→ Source text:
=== Section Start ===

Jennifer Bonine: Perfect.
Matt Griscom: There's my blog. If you're really tactical and, at some point, if you're really interested in it, the people who are the early adopters of this technology will be very tactical, they'll want to get the samples and try running those. The sample two comes with a whole bunch of examples of what it does, including real-world—well, fake, but real-world tests—and they're distributed across processes. You can distribute them to any number of machines. You can have the artifacts have the check steps be self-documenting. You have an artifact appear data, which tells you which steps passed or failed or were blocked.
The steps are hierarchical in nature, which solves one of the problems of keyword-driven testing, which is, well, you don't quite know exactly what the keyword does. I've been there. I've been in the trenches, because part of the reason I can do this is that I struggled with these problems and came up with some very innovative solutions. For example, getting robot framework to scale, which I did years ago. Also just trying to get a test failure, a failure of an automated check actionable.
Imagine if you're running automation and you have a failure. Well, the first thing you do is bounce it back to the QA team, typically, and this is a typical pattern. Then they have to reproduce the problem. Then they have to figure out what's going on—but imagine that step did not have to happen at all. You didn't have to take the time to reproduce the failure at all because all the information is there for you. Everything you need to know in theory is there. You don't have to reproduce the failure. I don't think you can get 100 percent, but you can get much closer and with a much better detailed way of reporting the data of what happened for that check.
Jennifer Bonine: Yeah, absolutely.
Matt Griscom: We're still just talking atomic check, which is the least dependent pattern. With that data you can have the parallel run. You can write a whole bunch of them. Actually, that pattern already exists, but you need to have short, fast checks to run that well. Then you have a preconditioned pool which takes what you can and puts it out of line to run the checks faster again. Smart retry, if you try a check and it fails, then it will automatically run it again—and no people are involved at this point. Nobody needs to have their workflow interrupted. Just run the check again.

=== Section End ===

→ Data under study:

=== Section Start ===

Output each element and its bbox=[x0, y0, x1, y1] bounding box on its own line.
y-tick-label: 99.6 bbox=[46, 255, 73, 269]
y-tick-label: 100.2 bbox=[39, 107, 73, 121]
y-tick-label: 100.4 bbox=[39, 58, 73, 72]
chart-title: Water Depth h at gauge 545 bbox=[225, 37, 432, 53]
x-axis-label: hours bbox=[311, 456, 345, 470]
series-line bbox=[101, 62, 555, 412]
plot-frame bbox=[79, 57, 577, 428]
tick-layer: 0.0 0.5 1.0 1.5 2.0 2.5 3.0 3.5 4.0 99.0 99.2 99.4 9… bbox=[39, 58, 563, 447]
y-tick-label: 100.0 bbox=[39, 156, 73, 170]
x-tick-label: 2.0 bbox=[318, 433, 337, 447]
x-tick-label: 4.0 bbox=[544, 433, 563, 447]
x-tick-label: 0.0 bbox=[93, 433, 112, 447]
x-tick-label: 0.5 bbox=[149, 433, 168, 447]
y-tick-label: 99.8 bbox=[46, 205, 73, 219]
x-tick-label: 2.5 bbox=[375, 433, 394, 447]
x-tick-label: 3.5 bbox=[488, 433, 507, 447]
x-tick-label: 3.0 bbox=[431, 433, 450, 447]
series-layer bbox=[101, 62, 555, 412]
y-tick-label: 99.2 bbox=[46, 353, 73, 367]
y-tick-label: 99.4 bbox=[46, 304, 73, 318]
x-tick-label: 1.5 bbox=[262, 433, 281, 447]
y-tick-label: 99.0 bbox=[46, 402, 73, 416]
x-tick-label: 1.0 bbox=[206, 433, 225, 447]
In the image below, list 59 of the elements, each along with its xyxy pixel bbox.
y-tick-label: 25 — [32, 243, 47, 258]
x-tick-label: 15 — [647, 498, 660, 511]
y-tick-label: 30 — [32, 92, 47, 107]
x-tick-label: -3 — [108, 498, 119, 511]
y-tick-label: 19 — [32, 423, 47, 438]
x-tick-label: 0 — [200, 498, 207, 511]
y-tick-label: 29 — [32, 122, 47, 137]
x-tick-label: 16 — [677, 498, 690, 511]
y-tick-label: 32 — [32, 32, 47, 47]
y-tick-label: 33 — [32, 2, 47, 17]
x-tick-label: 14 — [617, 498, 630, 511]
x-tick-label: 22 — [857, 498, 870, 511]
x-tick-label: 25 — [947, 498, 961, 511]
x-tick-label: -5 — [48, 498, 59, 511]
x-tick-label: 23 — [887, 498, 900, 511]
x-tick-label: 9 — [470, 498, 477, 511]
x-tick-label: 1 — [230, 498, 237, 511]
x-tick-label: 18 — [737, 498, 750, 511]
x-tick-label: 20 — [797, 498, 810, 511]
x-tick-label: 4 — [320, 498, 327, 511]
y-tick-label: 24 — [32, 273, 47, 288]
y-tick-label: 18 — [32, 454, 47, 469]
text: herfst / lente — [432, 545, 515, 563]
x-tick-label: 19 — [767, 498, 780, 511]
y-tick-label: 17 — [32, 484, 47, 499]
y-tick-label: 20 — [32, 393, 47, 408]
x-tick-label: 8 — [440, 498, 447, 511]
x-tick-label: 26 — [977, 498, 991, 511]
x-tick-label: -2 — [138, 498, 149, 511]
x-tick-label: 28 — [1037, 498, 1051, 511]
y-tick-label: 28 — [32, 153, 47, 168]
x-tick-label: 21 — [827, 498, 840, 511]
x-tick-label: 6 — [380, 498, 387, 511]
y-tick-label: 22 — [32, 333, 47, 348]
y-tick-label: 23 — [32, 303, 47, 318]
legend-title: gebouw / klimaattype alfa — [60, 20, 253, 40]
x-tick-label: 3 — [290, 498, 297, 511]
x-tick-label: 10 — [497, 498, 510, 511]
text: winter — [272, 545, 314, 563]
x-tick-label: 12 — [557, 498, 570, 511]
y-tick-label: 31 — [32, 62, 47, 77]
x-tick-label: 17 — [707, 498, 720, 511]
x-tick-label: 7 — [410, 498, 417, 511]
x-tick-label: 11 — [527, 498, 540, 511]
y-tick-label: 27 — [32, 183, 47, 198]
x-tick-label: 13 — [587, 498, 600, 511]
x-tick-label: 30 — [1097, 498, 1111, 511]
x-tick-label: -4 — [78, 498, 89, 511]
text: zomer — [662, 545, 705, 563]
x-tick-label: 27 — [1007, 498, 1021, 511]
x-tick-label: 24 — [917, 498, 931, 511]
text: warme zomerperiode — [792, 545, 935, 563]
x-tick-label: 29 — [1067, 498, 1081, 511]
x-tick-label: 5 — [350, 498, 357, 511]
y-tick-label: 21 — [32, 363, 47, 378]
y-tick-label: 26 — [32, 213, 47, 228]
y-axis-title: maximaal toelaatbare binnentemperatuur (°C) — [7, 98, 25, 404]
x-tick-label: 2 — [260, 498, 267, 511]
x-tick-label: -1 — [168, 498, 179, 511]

=== Section End ===

→ What the task requires: How would you render the interview's sentence "Nobody needs to have their workflow interrupted." in Spanish? The data come from a different source than the interview.

→ Answer to this exercise: Nadie necesita que se interrumpa su flujo de trabajo.